OBJECTIVE: Extract the listing in its entirety, keeping each line identical to the original.

Dataset records
..............................

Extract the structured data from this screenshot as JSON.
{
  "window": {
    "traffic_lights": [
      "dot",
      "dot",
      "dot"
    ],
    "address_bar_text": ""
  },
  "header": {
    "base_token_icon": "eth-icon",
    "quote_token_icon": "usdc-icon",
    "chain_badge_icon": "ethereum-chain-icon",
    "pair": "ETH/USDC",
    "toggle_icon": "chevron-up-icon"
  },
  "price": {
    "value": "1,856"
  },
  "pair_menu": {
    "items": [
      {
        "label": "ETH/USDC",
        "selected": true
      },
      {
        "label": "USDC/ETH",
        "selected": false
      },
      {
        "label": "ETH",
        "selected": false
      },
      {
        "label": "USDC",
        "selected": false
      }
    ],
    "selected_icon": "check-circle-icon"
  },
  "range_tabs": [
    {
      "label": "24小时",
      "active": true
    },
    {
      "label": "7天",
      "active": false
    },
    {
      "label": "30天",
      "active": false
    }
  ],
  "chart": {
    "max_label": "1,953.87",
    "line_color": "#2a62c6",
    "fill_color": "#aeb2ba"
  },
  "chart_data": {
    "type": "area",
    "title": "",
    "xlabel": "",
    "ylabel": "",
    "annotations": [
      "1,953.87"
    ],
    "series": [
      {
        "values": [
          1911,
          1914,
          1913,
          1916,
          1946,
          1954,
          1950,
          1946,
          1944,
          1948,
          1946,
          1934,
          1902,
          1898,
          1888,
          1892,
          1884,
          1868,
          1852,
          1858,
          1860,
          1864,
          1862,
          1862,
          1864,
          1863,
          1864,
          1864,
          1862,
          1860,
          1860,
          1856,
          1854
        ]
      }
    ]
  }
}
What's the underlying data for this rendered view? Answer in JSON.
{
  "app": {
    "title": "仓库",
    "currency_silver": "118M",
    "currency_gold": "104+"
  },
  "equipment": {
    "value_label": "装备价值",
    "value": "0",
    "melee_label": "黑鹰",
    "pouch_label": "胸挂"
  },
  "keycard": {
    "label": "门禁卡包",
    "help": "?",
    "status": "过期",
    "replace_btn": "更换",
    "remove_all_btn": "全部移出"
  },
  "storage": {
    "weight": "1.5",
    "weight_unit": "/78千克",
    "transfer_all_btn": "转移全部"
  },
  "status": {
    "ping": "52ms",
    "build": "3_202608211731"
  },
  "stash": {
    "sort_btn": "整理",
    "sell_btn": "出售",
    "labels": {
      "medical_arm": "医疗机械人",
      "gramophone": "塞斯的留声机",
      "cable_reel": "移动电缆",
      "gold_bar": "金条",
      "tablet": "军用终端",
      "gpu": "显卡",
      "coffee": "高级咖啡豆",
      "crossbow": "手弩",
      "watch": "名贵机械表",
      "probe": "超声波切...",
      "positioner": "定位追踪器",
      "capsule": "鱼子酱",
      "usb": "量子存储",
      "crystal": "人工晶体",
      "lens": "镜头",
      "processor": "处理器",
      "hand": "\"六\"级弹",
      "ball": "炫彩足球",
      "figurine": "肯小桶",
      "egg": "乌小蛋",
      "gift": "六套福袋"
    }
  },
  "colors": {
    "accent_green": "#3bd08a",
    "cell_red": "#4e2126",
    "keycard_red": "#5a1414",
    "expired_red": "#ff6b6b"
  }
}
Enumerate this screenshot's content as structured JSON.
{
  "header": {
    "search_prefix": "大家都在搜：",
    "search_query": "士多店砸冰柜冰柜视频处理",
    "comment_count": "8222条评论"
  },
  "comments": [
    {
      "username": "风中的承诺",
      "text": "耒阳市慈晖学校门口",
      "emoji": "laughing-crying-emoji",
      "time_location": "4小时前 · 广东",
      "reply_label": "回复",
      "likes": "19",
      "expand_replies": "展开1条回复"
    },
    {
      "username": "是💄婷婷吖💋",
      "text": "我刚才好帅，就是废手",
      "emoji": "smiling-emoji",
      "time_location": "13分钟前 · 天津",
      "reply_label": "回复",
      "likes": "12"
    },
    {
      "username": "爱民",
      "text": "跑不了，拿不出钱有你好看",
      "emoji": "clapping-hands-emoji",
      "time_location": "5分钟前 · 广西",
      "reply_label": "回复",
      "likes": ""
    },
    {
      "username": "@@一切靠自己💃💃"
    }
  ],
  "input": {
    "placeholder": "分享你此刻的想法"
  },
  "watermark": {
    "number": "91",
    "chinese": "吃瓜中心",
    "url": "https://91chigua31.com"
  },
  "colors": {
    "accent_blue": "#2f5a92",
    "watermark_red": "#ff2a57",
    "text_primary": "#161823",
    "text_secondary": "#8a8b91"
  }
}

..............................

WRITTEN SOLUTION:
Extract the structured data from this screenshot as JSON.
{
  "window": {
    "traffic_lights": [
      "dot",
      "dot",
      "dot"
    ],
    "address_bar_text": ""
  },
  "header": {
    "base_token_icon": "eth-icon",
    "quote_token_icon": "usdc-icon",
    "chain_badge_icon": "ethereum-chain-icon",
    "pair": "ETH/USDC",
    "toggle_icon": "chevron-up-icon"
  },
  "price": {
    "value": "1,856"
  },
  "pair_menu": {
    "items": [
      {
        "label": "ETH/USDC",
        "selected": true
      },
      {
        "label": "USDC/ETH",
        "selected": false
      },
      {
        "label": "ETH",
        "selected": false
      },
      {
        "label": "USDC",
        "selected": false
      }
    ],
    "selected_icon": "check-circle-icon"
  },
  "range_tabs": [
    {
      "label": "24小时",
      "active": true
    },
    {
      "label": "7天",
      "active": false
    },
    {
      "label": "30天",
      "active": false
    }
  ],
  "chart": {
    "max_label": "1,953.87",
    "line_color": "#2a62c6",
    "fill_color": "#aeb2ba"
  },
  "chart_data": {
    "type": "area",
    "title": "",
    "xlabel": "",
    "ylabel": "",
    "annotations": [
      "1,953.87"
    ],
    "series": [
      {
        "values": [
          1911,
          1914,
          1913,
          1916,
          1946,
          1954,
          1950,
          1946,
          1944,
          1948,
          1946,
          1934,
          1902,
          1898,
          1888,
          1892,
          1884,
          1868,
          1852,
          1858,
          1860,
          1864,
          1862,
          1862,
          1864,
          1863,
          1864,
          1864,
          1862,
          1860,
          1860,
          1856,
          1854
        ]
      }
    ]
  }
}
What's the underlying data for this rendered view? Answer in JSON.
{
  "app": {
    "title": "仓库",
    "currency_silver": "118M",
    "currency_gold": "104+"
  },
  "equipment": {
    "value_label": "装备价值",
    "value": "0",
    "melee_label": "黑鹰",
    "pouch_label": "胸挂"
  },
  "keycard": {
    "label": "门禁卡包",
    "help": "?",
    "status": "过期",
    "replace_btn": "更换",
    "remove_all_btn": "全部移出"
  },
  "storage": {
    "weight": "1.5",
    "weight_unit": "/78千克",
    "transfer_all_btn": "转移全部"
  },
  "status": {
    "ping": "52ms",
    "build": "3_202608211731"
  },
  "stash": {
    "sort_btn": "整理",
    "sell_btn": "出售",
    "labels": {
      "medical_arm": "医疗机械人",
      "gramophone": "塞斯的留声机",
      "cable_reel": "移动电缆",
      "gold_bar": "金条",
      "tablet": "军用终端",
      "gpu": "显卡",
      "coffee": "高级咖啡豆",
      "crossbow": "手弩",
      "watch": "名贵机械表",
      "probe": "超声波切...",
      "positioner": "定位追踪器",
      "capsule": "鱼子酱",
      "usb": "量子存储",
      "crystal": "人工晶体",
      "lens": "镜头",
      "processor": "处理器",
      "hand": "\"六\"级弹",
      "ball": "炫彩足球",
      "figurine": "肯小桶",
      "egg": "乌小蛋",
      "gift": "六套福袋"
    }
  },
  "colors": {
    "accent_green": "#3bd08a",
    "cell_red": "#4e2126",
    "keycard_red": "#5a1414",
    "expired_red": "#ff6b6b"
  }
}
Enumerate this screenshot's content as structured JSON.
{
  "header": {
    "search_prefix": "大家都在搜：",
    "search_query": "士多店砸冰柜冰柜视频处理",
    "comment_count": "8222条评论"
  },
  "comments": [
    {
      "username": "风中的承诺",
      "text": "耒阳市慈晖学校门口",
      "emoji": "laughing-crying-emoji",
      "time_location": "4小时前 · 广东",
      "reply_label": "回复",
      "likes": "19",
      "expand_replies": "展开1条回复"
    },
    {
      "username": "是💄婷婷吖💋",
      "text": "我刚才好帅，就是废手",
      "emoji": "smiling-emoji",
      "time_location": "13分钟前 · 天津",
      "reply_label": "回复",
      "likes": "12"
    },
    {
      "username": "爱民",
      "text": "跑不了，拿不出钱有你好看",
      "emoji": "clapping-hands-emoji",
      "time_location": "5分钟前 · 广西",
      "reply_label": "回复",
      "likes": ""
    },
    {
      "username": "@@一切靠自己💃💃"
    }
  ],
  "input": {
    "placeholder": "分享你此刻的想法"
  },
  "watermark": {
    "number": "91",
    "chinese": "吃瓜中心",
    "url": "https://91chigua31.com"
  },
  "colors": {
    "accent_blue": "#2f5a92",
    "watermark_red": "#ff2a57",
    "text_primary": "#161823",
    "text_secondary": "#8a8b91"
  }
}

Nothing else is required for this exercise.